-- MATERIAL FOR THIS TASK --

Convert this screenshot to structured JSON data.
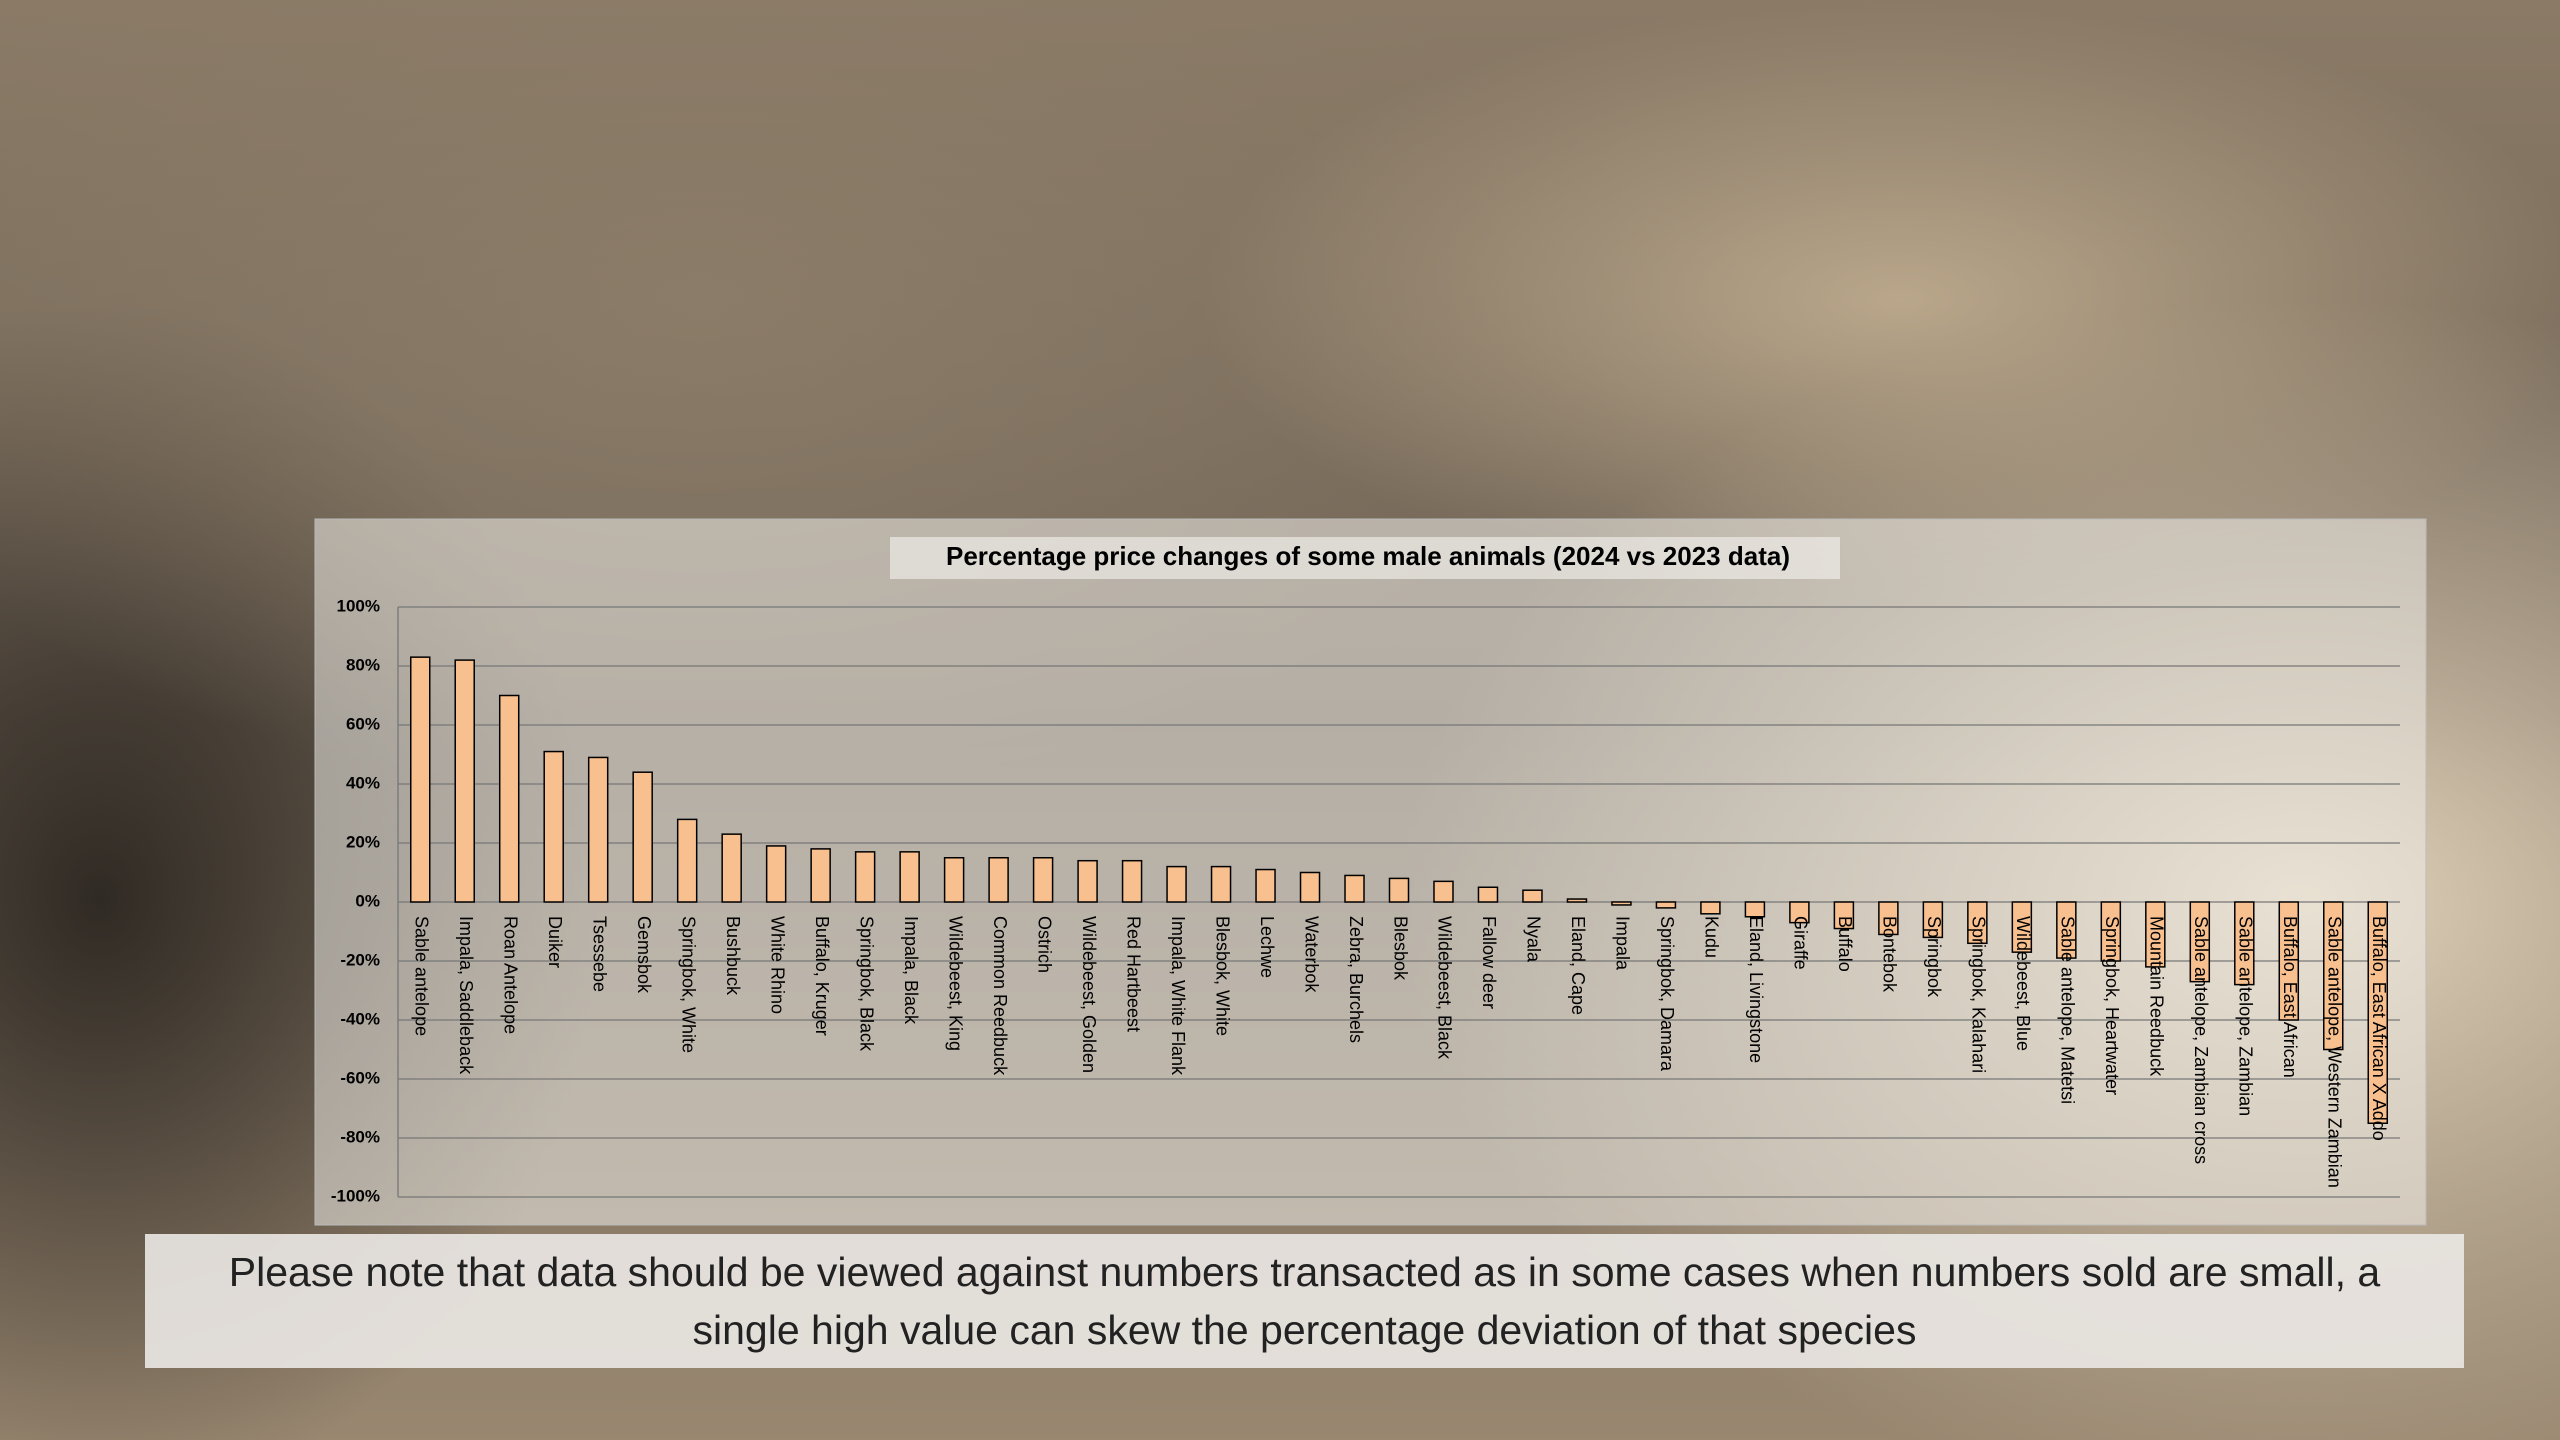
{
  "chart_data": {
    "type": "bar",
    "title": "Percentage price changes of some male animals (2024 vs 2023 data)",
    "categories": [
      "Sable antelope",
      "Impala, Saddleback",
      "Roan Antelope",
      "Duiker",
      "Tsessebe",
      "Gemsbok",
      "Springbok, White",
      "Bushbuck",
      "White Rhino",
      "Buffalo, Kruger",
      "Springbok, Black",
      "Impala, Black",
      "Wildebeest, King",
      "Common Reedbuck",
      "Ostrich",
      "Wildebeest, Golden",
      "Red Hartbeest",
      "Impala, White Flank",
      "Blesbok, White",
      "Lechwe",
      "Waterbok",
      "Zebra, Burchels",
      "Blesbok",
      "Wildebeest, Black",
      "Fallow deer",
      "Nyala",
      "Eland, Cape",
      "Impala",
      "Springbok, Damara",
      "Kudu",
      "Eland, Livingstone",
      "Giraffe",
      "Buffalo",
      "Bontebok",
      "Springbok",
      "Springbok, Kalahari",
      "Wildebeest, Blue",
      "Sable antelope, Matetsi",
      "Springbok, Heartwater",
      "Mountain Reedbuck",
      "Sable antelope, Zambian cross",
      "Sable antelope, Zambian",
      "Buffalo, East African",
      "Sable antelope, Western Zambian",
      "Buffalo, East African X Addo"
    ],
    "values": [
      83,
      82,
      70,
      51,
      49,
      44,
      28,
      23,
      19,
      18,
      17,
      17,
      15,
      15,
      15,
      14,
      14,
      12,
      12,
      11,
      10,
      9,
      8,
      7,
      5,
      4,
      1,
      -1,
      -2,
      -4,
      -5,
      -7,
      -9,
      -11,
      -12,
      -14,
      -17,
      -19,
      -20,
      -22,
      -27,
      -28,
      -40,
      -50,
      -75
    ],
    "color": "#f9c08f",
    "ylim": [
      -100,
      100
    ],
    "yticks": [
      {
        "value": -100,
        "label": "-100%"
      },
      {
        "value": -80,
        "label": "-80%"
      },
      {
        "value": -60,
        "label": "-60%"
      },
      {
        "value": -40,
        "label": "-40%"
      },
      {
        "value": -20,
        "label": "-20%"
      },
      {
        "value": 0,
        "label": "0%"
      },
      {
        "value": 20,
        "label": "20%"
      },
      {
        "value": 40,
        "label": "40%"
      },
      {
        "value": 60,
        "label": "60%"
      },
      {
        "value": 80,
        "label": "80%"
      },
      {
        "value": 100,
        "label": "100%"
      }
    ],
    "grid": true
  },
  "note": "Please note that data should be viewed against numbers transacted as in some cases when numbers sold are small, a single high value can skew the percentage deviation of that species"
}
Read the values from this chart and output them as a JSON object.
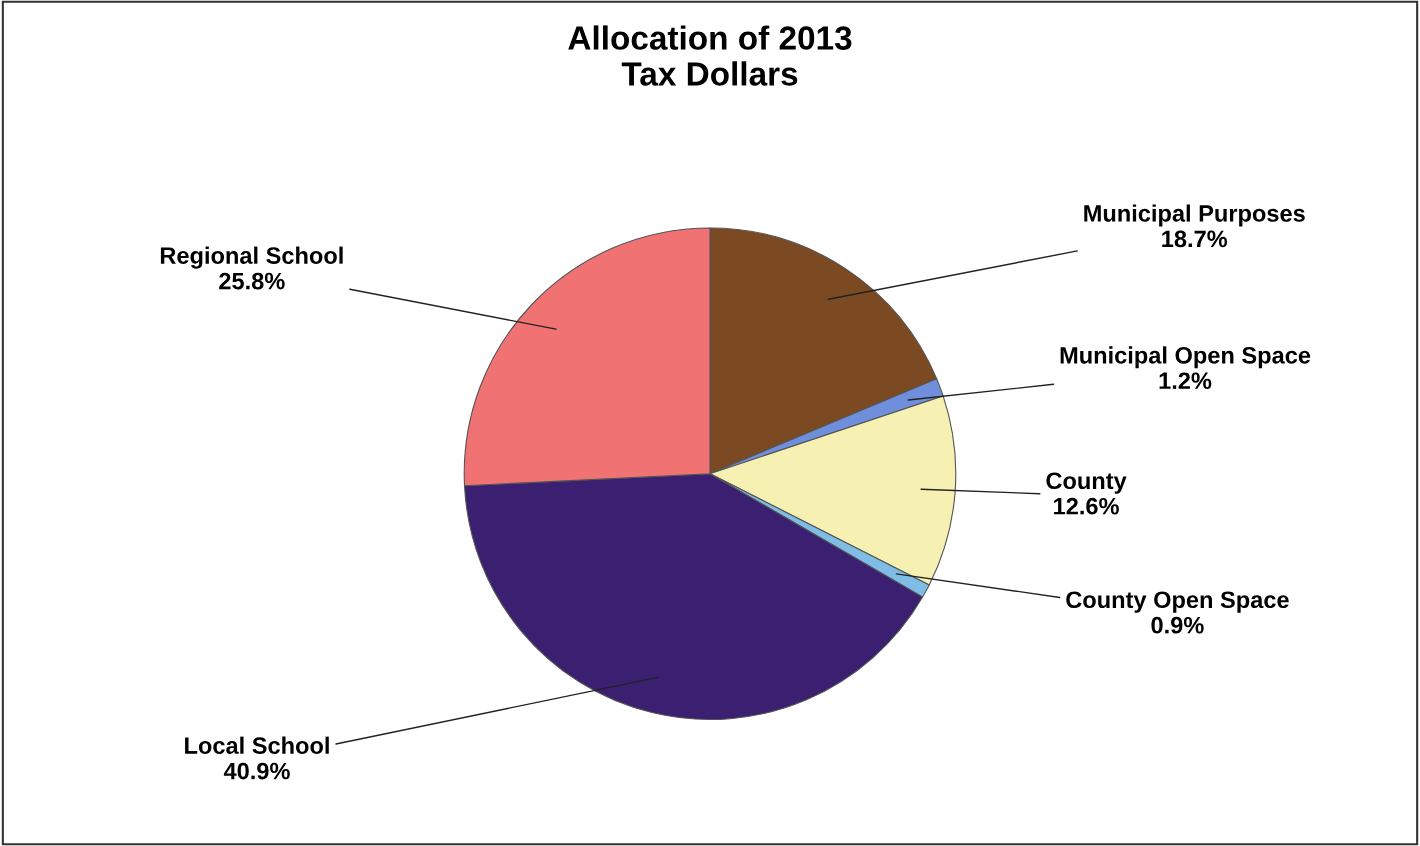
{
  "chart_data": {
    "type": "pie",
    "title": "Allocation of 2013\nTax Dollars",
    "categories": [
      "Municipal Purposes",
      "Municipal Open Space",
      "County",
      "County Open Space",
      "Local School",
      "Regional School"
    ],
    "values": [
      18.7,
      1.2,
      12.6,
      0.9,
      40.9,
      25.8
    ],
    "value_labels": [
      "18.7%",
      "1.2%",
      "12.6%",
      "0.9%",
      "40.9%",
      "25.8%"
    ],
    "colors": [
      "#7b4a22",
      "#6f8fdc",
      "#f6f0b2",
      "#7fbde6",
      "#3b1f70",
      "#f07272"
    ],
    "legend": false
  }
}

-- SHORT EXERCISE --
Images in the data above are to be skipped. Retype all other material exactly.

-- PROBLEM SOLUTION --
Convert this screenshot to structured JSON data.
{
  "chart_data": {
    "type": "bar",
    "title": "Percentage price changes of some male animals (2024 vs 2023 data)",
    "categories": [
      "Sable antelope",
      "Impala, Saddleback",
      "Roan Antelope",
      "Duiker",
      "Tsessebe",
      "Gemsbok",
      "Springbok, White",
      "Bushbuck",
      "White Rhino",
      "Buffalo, Kruger",
      "Springbok, Black",
      "Impala, Black",
      "Wildebeest, King",
      "Common Reedbuck",
      "Ostrich",
      "Wildebeest, Golden",
      "Red Hartbeest",
      "Impala, White Flank",
      "Blesbok, White",
      "Lechwe",
      "Waterbok",
      "Zebra, Burchels",
      "Blesbok",
      "Wildebeest, Black",
      "Fallow deer",
      "Nyala",
      "Eland, Cape",
      "Impala",
      "Springbok, Damara",
      "Kudu",
      "Eland, Livingstone",
      "Giraffe",
      "Buffalo",
      "Bontebok",
      "Springbok",
      "Springbok, Kalahari",
      "Wildebeest, Blue",
      "Sable antelope, Matetsi",
      "Springbok, Heartwater",
      "Mountain Reedbuck",
      "Sable antelope, Zambian cross",
      "Sable antelope, Zambian",
      "Buffalo, East African",
      "Sable antelope, Western Zambian",
      "Buffalo, East African X Addo"
    ],
    "values": [
      83,
      82,
      70,
      51,
      49,
      44,
      28,
      23,
      19,
      18,
      17,
      17,
      15,
      15,
      15,
      14,
      14,
      12,
      12,
      11,
      10,
      9,
      8,
      7,
      5,
      4,
      1,
      -1,
      -2,
      -4,
      -5,
      -7,
      -9,
      -11,
      -12,
      -14,
      -17,
      -19,
      -20,
      -22,
      -27,
      -28,
      -40,
      -50,
      -75
    ],
    "color": "#f9c08f",
    "ylim": [
      -100,
      100
    ],
    "yticks": [
      {
        "value": -100,
        "label": "-100%"
      },
      {
        "value": -80,
        "label": "-80%"
      },
      {
        "value": -60,
        "label": "-60%"
      },
      {
        "value": -40,
        "label": "-40%"
      },
      {
        "value": -20,
        "label": "-20%"
      },
      {
        "value": 0,
        "label": "0%"
      },
      {
        "value": 20,
        "label": "20%"
      },
      {
        "value": 40,
        "label": "40%"
      },
      {
        "value": 60,
        "label": "60%"
      },
      {
        "value": 80,
        "label": "80%"
      },
      {
        "value": 100,
        "label": "100%"
      }
    ],
    "grid": true
  },
  "note": "Please note that data should be viewed against numbers transacted as in some cases when numbers sold are small, a single high value can skew the percentage deviation of that species"
}
Read the values from this chart and output them as a JSON object.
{
  "chart_data": {
    "type": "pie",
    "title": "Allocation of 2013\nTax Dollars",
    "categories": [
      "Municipal Purposes",
      "Municipal Open Space",
      "County",
      "County Open Space",
      "Local School",
      "Regional School"
    ],
    "values": [
      18.7,
      1.2,
      12.6,
      0.9,
      40.9,
      25.8
    ],
    "value_labels": [
      "18.7%",
      "1.2%",
      "12.6%",
      "0.9%",
      "40.9%",
      "25.8%"
    ],
    "colors": [
      "#7b4a22",
      "#6f8fdc",
      "#f6f0b2",
      "#7fbde6",
      "#3b1f70",
      "#f07272"
    ],
    "legend": false
  }
}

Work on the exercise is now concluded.